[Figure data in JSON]
....................

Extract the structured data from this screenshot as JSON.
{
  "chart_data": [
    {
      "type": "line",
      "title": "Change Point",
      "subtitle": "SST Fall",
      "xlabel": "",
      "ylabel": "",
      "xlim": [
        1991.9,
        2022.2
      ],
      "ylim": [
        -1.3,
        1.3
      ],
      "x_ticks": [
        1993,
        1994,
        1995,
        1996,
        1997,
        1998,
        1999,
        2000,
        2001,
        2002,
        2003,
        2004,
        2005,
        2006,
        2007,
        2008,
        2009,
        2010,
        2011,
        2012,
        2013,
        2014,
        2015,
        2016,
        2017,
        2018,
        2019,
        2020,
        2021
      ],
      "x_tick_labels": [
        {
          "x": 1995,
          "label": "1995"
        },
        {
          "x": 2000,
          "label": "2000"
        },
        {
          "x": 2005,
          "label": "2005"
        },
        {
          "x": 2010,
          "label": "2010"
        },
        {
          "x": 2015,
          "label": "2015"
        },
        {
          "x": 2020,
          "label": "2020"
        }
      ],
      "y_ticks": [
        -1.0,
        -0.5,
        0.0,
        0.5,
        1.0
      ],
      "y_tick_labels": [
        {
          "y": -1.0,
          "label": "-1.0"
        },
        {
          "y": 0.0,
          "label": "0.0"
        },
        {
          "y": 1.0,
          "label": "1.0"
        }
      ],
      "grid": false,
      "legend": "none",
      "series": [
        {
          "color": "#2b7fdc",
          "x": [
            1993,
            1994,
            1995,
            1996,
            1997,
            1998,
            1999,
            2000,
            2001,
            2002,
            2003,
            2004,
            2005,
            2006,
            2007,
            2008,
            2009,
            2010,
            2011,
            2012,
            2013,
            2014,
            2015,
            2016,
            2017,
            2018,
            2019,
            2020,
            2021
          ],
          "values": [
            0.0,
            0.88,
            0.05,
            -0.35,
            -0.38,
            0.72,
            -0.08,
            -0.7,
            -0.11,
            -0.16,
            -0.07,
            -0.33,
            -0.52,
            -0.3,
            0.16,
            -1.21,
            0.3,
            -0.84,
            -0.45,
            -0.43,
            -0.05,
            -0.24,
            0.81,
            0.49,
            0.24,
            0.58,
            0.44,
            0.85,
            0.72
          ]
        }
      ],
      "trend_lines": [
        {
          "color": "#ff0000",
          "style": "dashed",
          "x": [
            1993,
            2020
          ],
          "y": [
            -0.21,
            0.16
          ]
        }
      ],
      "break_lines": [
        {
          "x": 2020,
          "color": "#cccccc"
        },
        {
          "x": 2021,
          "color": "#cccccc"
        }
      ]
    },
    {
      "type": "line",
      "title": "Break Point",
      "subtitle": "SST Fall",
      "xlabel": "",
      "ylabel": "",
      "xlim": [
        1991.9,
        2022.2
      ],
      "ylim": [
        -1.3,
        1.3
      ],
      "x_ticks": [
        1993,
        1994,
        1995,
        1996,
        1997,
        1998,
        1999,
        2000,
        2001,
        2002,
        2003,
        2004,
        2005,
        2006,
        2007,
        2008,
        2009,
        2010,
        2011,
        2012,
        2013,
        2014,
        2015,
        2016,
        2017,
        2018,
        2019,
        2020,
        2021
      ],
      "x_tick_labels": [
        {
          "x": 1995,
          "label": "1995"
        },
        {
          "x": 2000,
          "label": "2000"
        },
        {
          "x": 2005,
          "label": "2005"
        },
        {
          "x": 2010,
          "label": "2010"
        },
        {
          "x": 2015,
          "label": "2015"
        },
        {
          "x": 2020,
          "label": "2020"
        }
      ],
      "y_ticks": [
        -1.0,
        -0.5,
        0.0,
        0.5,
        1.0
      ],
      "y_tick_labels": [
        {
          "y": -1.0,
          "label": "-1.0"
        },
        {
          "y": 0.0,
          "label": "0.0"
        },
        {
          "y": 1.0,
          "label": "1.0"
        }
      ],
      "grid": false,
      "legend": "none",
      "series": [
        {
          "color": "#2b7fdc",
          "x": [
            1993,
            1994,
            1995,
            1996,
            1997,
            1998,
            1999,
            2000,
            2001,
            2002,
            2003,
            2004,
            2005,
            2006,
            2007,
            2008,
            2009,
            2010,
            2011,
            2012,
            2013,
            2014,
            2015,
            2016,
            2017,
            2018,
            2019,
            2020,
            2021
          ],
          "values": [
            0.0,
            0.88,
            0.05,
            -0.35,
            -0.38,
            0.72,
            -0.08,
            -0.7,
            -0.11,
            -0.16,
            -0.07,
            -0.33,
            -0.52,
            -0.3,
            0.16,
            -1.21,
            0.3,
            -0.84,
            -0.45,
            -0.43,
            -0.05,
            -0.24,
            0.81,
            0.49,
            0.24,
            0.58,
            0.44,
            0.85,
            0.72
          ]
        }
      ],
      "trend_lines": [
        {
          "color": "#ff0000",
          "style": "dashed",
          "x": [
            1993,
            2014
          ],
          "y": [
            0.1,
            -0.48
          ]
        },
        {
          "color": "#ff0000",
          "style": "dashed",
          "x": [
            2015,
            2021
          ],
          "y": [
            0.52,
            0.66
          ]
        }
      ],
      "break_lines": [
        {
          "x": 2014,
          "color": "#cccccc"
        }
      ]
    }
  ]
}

....................

■ What the task requires ■
Write down every line of the data exactly as it appears above.

■ Result for this exercise ■
Extract the structured data from this screenshot as JSON.
{
  "chart_data": [
    {
      "type": "line",
      "title": "Change Point",
      "subtitle": "SST Fall",
      "xlabel": "",
      "ylabel": "",
      "xlim": [
        1991.9,
        2022.2
      ],
      "ylim": [
        -1.3,
        1.3
      ],
      "x_ticks": [
        1993,
        1994,
        1995,
        1996,
        1997,
        1998,
        1999,
        2000,
        2001,
        2002,
        2003,
        2004,
        2005,
        2006,
        2007,
        2008,
        2009,
        2010,
        2011,
        2012,
        2013,
        2014,
        2015,
        2016,
        2017,
        2018,
        2019,
        2020,
        2021
      ],
      "x_tick_labels": [
        {
          "x": 1995,
          "label": "1995"
        },
        {
          "x": 2000,
          "label": "2000"
        },
        {
          "x": 2005,
          "label": "2005"
        },
        {
          "x": 2010,
          "label": "2010"
        },
        {
          "x": 2015,
          "label": "2015"
        },
        {
          "x": 2020,
          "label": "2020"
        }
      ],
      "y_ticks": [
        -1.0,
        -0.5,
        0.0,
        0.5,
        1.0
      ],
      "y_tick_labels": [
        {
          "y": -1.0,
          "label": "-1.0"
        },
        {
          "y": 0.0,
          "label": "0.0"
        },
        {
          "y": 1.0,
          "label": "1.0"
        }
      ],
      "grid": false,
      "legend": "none",
      "series": [
        {
          "color": "#2b7fdc",
          "x": [
            1993,
            1994,
            1995,
            1996,
            1997,
            1998,
            1999,
            2000,
            2001,
            2002,
            2003,
            2004,
            2005,
            2006,
            2007,
            2008,
            2009,
            2010,
            2011,
            2012,
            2013,
            2014,
            2015,
            2016,
            2017,
            2018,
            2019,
            2020,
            2021
          ],
          "values": [
            0.0,
            0.88,
            0.05,
            -0.35,
            -0.38,
            0.72,
            -0.08,
            -0.7,
            -0.11,
            -0.16,
            -0.07,
            -0.33,
            -0.52,
            -0.3,
            0.16,
            -1.21,
            0.3,
            -0.84,
            -0.45,
            -0.43,
            -0.05,
            -0.24,
            0.81,
            0.49,
            0.24,
            0.58,
            0.44,
            0.85,
            0.72
          ]
        }
      ],
      "trend_lines": [
        {
          "color": "#ff0000",
          "style": "dashed",
          "x": [
            1993,
            2020
          ],
          "y": [
            -0.21,
            0.16
          ]
        }
      ],
      "break_lines": [
        {
          "x": 2020,
          "color": "#cccccc"
        },
        {
          "x": 2021,
          "color": "#cccccc"
        }
      ]
    },
    {
      "type": "line",
      "title": "Break Point",
      "subtitle": "SST Fall",
      "xlabel": "",
      "ylabel": "",
      "xlim": [
        1991.9,
        2022.2
      ],
      "ylim": [
        -1.3,
        1.3
      ],
      "x_ticks": [
        1993,
        1994,
        1995,
        1996,
        1997,
        1998,
        1999,
        2000,
        2001,
        2002,
        2003,
        2004,
        2005,
        2006,
        2007,
        2008,
        2009,
        2010,
        2011,
        2012,
        2013,
        2014,
        2015,
        2016,
        2017,
        2018,
        2019,
        2020,
        2021
      ],
      "x_tick_labels": [
        {
          "x": 1995,
          "label": "1995"
        },
        {
          "x": 2000,
          "label": "2000"
        },
        {
          "x": 2005,
          "label": "2005"
        },
        {
          "x": 2010,
          "label": "2010"
        },
        {
          "x": 2015,
          "label": "2015"
        },
        {
          "x": 2020,
          "label": "2020"
        }
      ],
      "y_ticks": [
        -1.0,
        -0.5,
        0.0,
        0.5,
        1.0
      ],
      "y_tick_labels": [
        {
          "y": -1.0,
          "label": "-1.0"
        },
        {
          "y": 0.0,
          "label": "0.0"
        },
        {
          "y": 1.0,
          "label": "1.0"
        }
      ],
      "grid": false,
      "legend": "none",
      "series": [
        {
          "color": "#2b7fdc",
          "x": [
            1993,
            1994,
            1995,
            1996,
            1997,
            1998,
            1999,
            2000,
            2001,
            2002,
            2003,
            2004,
            2005,
            2006,
            2007,
            2008,
            2009,
            2010,
            2011,
            2012,
            2013,
            2014,
            2015,
            2016,
            2017,
            2018,
            2019,
            2020,
            2021
          ],
          "values": [
            0.0,
            0.88,
            0.05,
            -0.35,
            -0.38,
            0.72,
            -0.08,
            -0.7,
            -0.11,
            -0.16,
            -0.07,
            -0.33,
            -0.52,
            -0.3,
            0.16,
            -1.21,
            0.3,
            -0.84,
            -0.45,
            -0.43,
            -0.05,
            -0.24,
            0.81,
            0.49,
            0.24,
            0.58,
            0.44,
            0.85,
            0.72
          ]
        }
      ],
      "trend_lines": [
        {
          "color": "#ff0000",
          "style": "dashed",
          "x": [
            1993,
            2014
          ],
          "y": [
            0.1,
            -0.48
          ]
        },
        {
          "color": "#ff0000",
          "style": "dashed",
          "x": [
            2015,
            2021
          ],
          "y": [
            0.52,
            0.66
          ]
        }
      ],
      "break_lines": [
        {
          "x": 2014,
          "color": "#cccccc"
        }
      ]
    }
  ]
}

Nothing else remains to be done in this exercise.